Stated problem => Without skipping anything, write out each record below exactly.

Source material =>
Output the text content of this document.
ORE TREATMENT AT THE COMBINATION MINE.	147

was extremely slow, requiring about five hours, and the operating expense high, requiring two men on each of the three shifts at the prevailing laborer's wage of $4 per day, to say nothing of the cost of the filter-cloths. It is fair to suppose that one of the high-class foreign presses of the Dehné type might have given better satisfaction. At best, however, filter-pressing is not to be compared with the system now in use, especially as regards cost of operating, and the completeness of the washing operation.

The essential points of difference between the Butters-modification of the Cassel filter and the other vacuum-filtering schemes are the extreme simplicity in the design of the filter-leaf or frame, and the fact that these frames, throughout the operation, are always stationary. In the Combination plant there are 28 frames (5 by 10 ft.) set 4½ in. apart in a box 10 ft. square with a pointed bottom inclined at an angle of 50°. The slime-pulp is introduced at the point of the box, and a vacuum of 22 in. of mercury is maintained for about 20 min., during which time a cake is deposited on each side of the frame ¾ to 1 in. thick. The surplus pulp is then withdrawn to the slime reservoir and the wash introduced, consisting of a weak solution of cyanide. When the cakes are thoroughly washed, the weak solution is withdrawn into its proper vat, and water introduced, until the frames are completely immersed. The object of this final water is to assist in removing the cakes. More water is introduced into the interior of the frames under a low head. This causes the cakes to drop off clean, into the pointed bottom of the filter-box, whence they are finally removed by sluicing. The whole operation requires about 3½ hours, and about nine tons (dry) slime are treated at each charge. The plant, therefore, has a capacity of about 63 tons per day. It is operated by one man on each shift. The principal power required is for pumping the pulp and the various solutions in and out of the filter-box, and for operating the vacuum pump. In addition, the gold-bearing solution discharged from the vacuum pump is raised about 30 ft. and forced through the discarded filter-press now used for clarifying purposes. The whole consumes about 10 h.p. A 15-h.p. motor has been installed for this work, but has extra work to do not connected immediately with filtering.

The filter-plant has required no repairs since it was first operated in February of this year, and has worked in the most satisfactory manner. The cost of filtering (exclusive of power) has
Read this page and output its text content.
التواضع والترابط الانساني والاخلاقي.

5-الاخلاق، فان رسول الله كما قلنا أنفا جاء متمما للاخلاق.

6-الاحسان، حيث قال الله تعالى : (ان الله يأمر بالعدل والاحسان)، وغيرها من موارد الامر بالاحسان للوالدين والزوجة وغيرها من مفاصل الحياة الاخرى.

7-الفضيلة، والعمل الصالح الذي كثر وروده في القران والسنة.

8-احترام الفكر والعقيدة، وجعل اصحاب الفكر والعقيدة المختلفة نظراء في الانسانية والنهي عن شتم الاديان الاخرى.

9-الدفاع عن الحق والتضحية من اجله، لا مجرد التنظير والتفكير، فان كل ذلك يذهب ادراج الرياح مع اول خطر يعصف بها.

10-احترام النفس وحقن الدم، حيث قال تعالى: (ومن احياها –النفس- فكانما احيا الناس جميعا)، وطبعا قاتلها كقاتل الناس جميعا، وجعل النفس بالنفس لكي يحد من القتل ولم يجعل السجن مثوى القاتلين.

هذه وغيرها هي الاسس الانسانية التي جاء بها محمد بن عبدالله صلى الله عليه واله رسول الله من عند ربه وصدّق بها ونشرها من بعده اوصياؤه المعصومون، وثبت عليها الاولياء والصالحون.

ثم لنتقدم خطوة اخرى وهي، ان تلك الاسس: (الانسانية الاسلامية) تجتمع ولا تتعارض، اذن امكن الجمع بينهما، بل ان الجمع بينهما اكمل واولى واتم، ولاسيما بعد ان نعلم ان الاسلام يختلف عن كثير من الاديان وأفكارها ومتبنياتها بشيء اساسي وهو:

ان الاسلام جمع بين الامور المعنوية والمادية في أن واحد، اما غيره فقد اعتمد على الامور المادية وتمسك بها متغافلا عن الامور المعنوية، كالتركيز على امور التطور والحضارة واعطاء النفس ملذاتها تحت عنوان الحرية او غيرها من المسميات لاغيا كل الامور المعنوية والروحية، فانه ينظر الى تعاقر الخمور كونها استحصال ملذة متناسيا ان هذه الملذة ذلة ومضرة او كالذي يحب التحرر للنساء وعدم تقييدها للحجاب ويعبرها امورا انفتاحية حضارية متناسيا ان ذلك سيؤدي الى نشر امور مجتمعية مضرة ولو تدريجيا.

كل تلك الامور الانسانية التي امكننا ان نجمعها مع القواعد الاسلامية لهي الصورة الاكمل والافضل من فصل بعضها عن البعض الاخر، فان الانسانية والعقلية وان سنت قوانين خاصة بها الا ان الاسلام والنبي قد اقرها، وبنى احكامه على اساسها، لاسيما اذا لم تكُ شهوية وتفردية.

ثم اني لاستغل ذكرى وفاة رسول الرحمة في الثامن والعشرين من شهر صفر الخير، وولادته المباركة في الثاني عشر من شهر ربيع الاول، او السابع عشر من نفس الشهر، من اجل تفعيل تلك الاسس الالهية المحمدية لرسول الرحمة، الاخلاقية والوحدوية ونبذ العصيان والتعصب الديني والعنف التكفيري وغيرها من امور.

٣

Response to this exercise =>
Output the text content of this document.
ORE TREATMENT AT THE COMBINATION MINE.	147

was extremely slow, requiring about five hours, and the operating expense high, requiring two men on each of the three shifts at the prevailing laborer's wage of $4 per day, to say nothing of the cost of the filter-cloths. It is fair to suppose that one of the high-class foreign presses of the Dehné type might have given better satisfaction. At best, however, filter-pressing is not to be compared with the system now in use, especially as regards cost of operating, and the completeness of the washing operation.

The essential points of difference between the Butters-modification of the Cassel filter and the other vacuum-filtering schemes are the extreme simplicity in the design of the filter-leaf or frame, and the fact that these frames, throughout the operation, are always stationary. In the Combination plant there are 28 frames (5 by 10 ft.) set 4½ in. apart in a box 10 ft. square with a pointed bottom inclined at an angle of 50°. The slime-pulp is introduced at the point of the box, and a vacuum of 22 in. of mercury is maintained for about 20 min., during which time a cake is deposited on each side of the frame ¾ to 1 in. thick. The surplus pulp is then withdrawn to the slime reservoir and the wash introduced, consisting of a weak solution of cyanide. When the cakes are thoroughly washed, the weak solution is withdrawn into its proper vat, and water introduced, until the frames are completely immersed. The object of this final water is to assist in removing the cakes. More water is introduced into the interior of the frames under a low head. This causes the cakes to drop off clean, into the pointed bottom of the filter-box, whence they are finally removed by sluicing. The whole operation requires about 3½ hours, and about nine tons (dry) slime are treated at each charge. The plant, therefore, has a capacity of about 63 tons per day. It is operated by one man on each shift. The principal power required is for pumping the pulp and the various solutions in and out of the filter-box, and for operating the vacuum pump. In addition, the gold-bearing solution discharged from the vacuum pump is raised about 30 ft. and forced through the discarded filter-press now used for clarifying purposes. The whole consumes about 10 h.p. A 15-h.p. motor has been installed for this work, but has extra work to do not connected immediately with filtering.

The filter-plant has required no repairs since it was first operated in February of this year, and has worked in the most satisfactory manner. The cost of filtering (exclusive of power) has
Read this page and output its text content.
التواضع والترابط الانساني والاخلاقي.

5-الاخلاق، فان رسول الله كما قلنا أنفا جاء متمما للاخلاق.

6-الاحسان، حيث قال الله تعالى : (ان الله يأمر بالعدل والاحسان)، وغيرها من موارد الامر بالاحسان للوالدين والزوجة وغيرها من مفاصل الحياة الاخرى.

7-الفضيلة، والعمل الصالح الذي كثر وروده في القران والسنة.

8-احترام الفكر والعقيدة، وجعل اصحاب الفكر والعقيدة المختلفة نظراء في الانسانية والنهي عن شتم الاديان الاخرى.

9-الدفاع عن الحق والتضحية من اجله، لا مجرد التنظير والتفكير، فان كل ذلك يذهب ادراج الرياح مع اول خطر يعصف بها.

10-احترام النفس وحقن الدم، حيث قال تعالى: (ومن احياها –النفس- فكانما احيا الناس جميعا)، وطبعا قاتلها كقاتل الناس جميعا، وجعل النفس بالنفس لكي يحد من القتل ولم يجعل السجن مثوى القاتلين.

هذه وغيرها هي الاسس الانسانية التي جاء بها محمد بن عبدالله صلى الله عليه واله رسول الله من عند ربه وصدّق بها ونشرها من بعده اوصياؤه المعصومون، وثبت عليها الاولياء والصالحون.

ثم لنتقدم خطوة اخرى وهي، ان تلك الاسس: (الانسانية الاسلامية) تجتمع ولا تتعارض، اذن امكن الجمع بينهما، بل ان الجمع بينهما اكمل واولى واتم، ولاسيما بعد ان نعلم ان الاسلام يختلف عن كثير من الاديان وأفكارها ومتبنياتها بشيء اساسي وهو:

ان الاسلام جمع بين الامور المعنوية والمادية في أن واحد، اما غيره فقد اعتمد على الامور المادية وتمسك بها متغافلا عن الامور المعنوية، كالتركيز على امور التطور والحضارة واعطاء النفس ملذاتها تحت عنوان الحرية او غيرها من المسميات لاغيا كل الامور المعنوية والروحية، فانه ينظر الى تعاقر الخمور كونها استحصال ملذة متناسيا ان هذه الملذة ذلة ومضرة او كالذي يحب التحرر للنساء وعدم تقييدها للحجاب ويعبرها امورا انفتاحية حضارية متناسيا ان ذلك سيؤدي الى نشر امور مجتمعية مضرة ولو تدريجيا.

كل تلك الامور الانسانية التي امكننا ان نجمعها مع القواعد الاسلامية لهي الصورة الاكمل والافضل من فصل بعضها عن البعض الاخر، فان الانسانية والعقلية وان سنت قوانين خاصة بها الا ان الاسلام والنبي قد اقرها، وبنى احكامه على اساسها، لاسيما اذا لم تكُ شهوية وتفردية.

ثم اني لاستغل ذكرى وفاة رسول الرحمة في الثامن والعشرين من شهر صفر الخير، وولادته المباركة في الثاني عشر من شهر ربيع الاول، او السابع عشر من نفس الشهر، من اجل تفعيل تلك الاسس الالهية المحمدية لرسول الرحمة، الاخلاقية والوحدوية ونبذ العصيان والتعصب الديني والعنف التكفيري وغيرها من امور.

٣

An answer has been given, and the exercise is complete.